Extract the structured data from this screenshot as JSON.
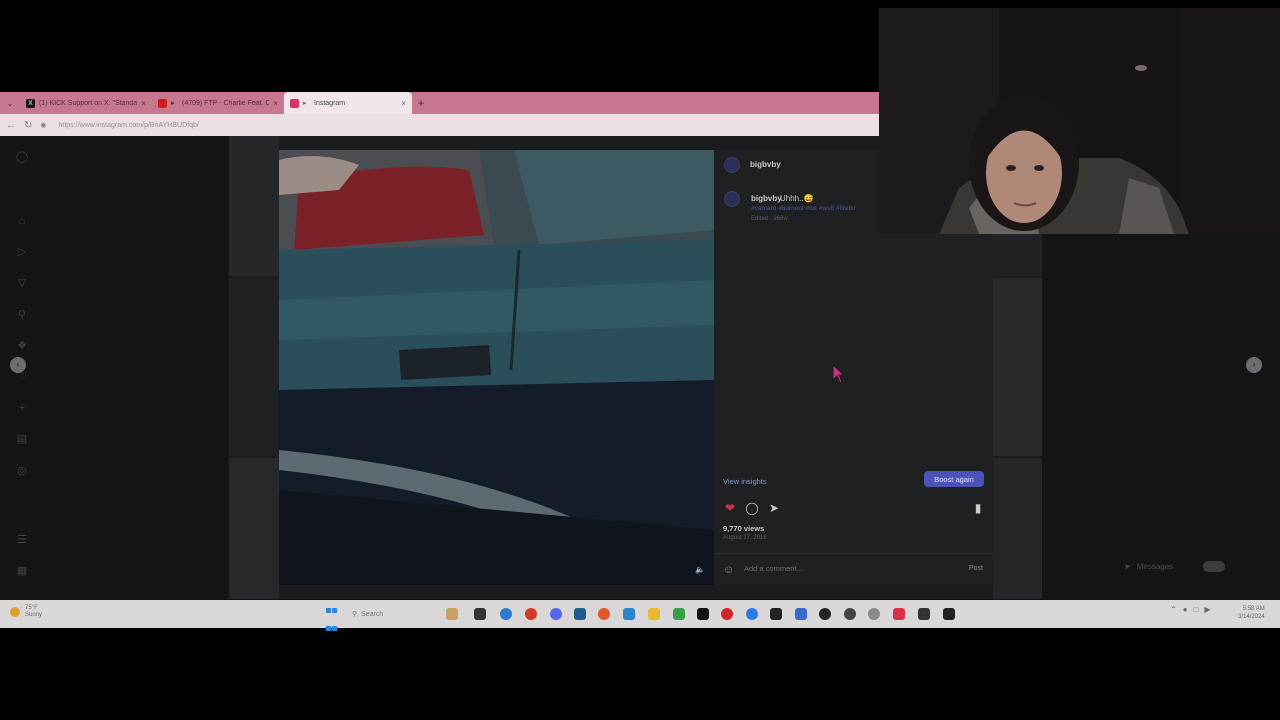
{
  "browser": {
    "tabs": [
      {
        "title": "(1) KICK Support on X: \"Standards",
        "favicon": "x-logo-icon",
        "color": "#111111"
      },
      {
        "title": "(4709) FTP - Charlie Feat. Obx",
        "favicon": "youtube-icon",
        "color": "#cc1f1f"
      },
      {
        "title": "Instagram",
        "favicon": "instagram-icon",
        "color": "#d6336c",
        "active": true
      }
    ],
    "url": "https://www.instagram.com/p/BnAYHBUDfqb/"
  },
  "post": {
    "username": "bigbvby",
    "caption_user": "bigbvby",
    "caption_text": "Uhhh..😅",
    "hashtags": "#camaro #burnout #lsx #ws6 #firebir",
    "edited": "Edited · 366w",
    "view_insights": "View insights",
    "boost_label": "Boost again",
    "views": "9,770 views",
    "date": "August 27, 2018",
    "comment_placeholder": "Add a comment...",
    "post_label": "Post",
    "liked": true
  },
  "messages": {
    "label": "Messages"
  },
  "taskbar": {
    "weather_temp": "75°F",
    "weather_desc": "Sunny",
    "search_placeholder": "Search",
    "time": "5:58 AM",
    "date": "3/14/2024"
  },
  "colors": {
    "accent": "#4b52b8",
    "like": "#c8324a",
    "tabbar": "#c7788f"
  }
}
...
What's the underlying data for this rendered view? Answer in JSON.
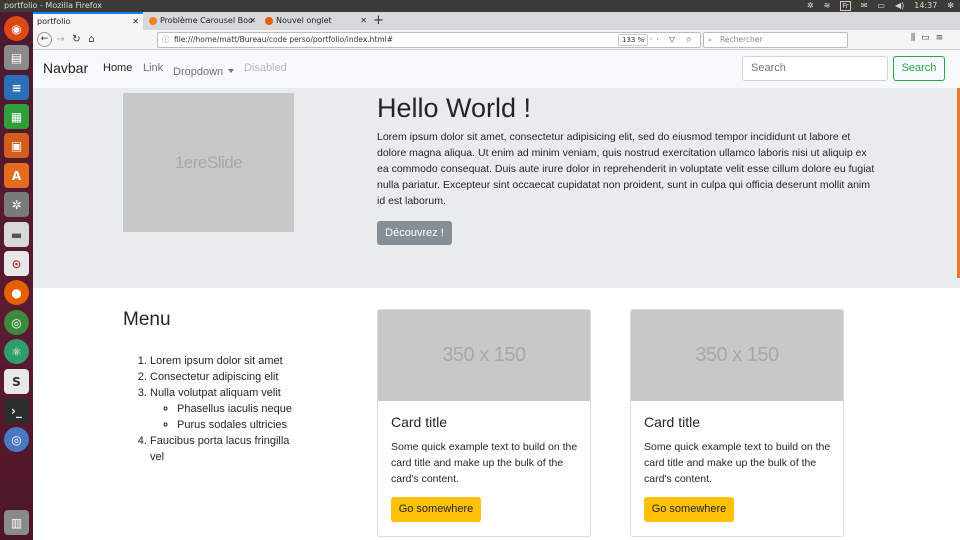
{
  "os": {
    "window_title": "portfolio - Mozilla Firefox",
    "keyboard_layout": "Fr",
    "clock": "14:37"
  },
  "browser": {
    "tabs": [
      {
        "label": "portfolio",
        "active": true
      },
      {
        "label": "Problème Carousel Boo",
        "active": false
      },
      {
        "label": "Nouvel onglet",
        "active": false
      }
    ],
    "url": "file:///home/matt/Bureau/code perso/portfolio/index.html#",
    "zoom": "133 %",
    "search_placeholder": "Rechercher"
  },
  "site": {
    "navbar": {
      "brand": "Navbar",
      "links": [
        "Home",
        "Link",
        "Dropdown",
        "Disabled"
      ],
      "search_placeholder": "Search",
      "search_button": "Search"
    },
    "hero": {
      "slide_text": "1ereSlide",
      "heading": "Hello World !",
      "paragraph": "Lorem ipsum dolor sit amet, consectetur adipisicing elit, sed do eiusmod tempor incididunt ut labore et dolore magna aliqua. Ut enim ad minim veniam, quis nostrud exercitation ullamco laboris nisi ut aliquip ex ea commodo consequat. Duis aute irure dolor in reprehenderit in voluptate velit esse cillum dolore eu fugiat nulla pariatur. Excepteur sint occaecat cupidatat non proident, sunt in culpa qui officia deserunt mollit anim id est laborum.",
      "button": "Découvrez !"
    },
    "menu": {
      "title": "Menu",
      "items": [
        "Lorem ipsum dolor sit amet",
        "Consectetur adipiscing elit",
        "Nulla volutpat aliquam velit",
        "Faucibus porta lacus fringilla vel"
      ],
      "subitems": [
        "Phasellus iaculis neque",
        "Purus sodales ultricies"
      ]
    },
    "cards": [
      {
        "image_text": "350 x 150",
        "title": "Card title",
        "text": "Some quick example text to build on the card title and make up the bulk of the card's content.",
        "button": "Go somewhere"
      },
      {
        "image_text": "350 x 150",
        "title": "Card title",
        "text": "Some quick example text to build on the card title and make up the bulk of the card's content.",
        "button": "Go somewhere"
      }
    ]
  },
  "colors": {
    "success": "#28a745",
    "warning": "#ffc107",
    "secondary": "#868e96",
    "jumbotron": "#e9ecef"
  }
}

The request –
Give only the count of lines in the data that include the string "portfolio".

Answer for this exercise –
3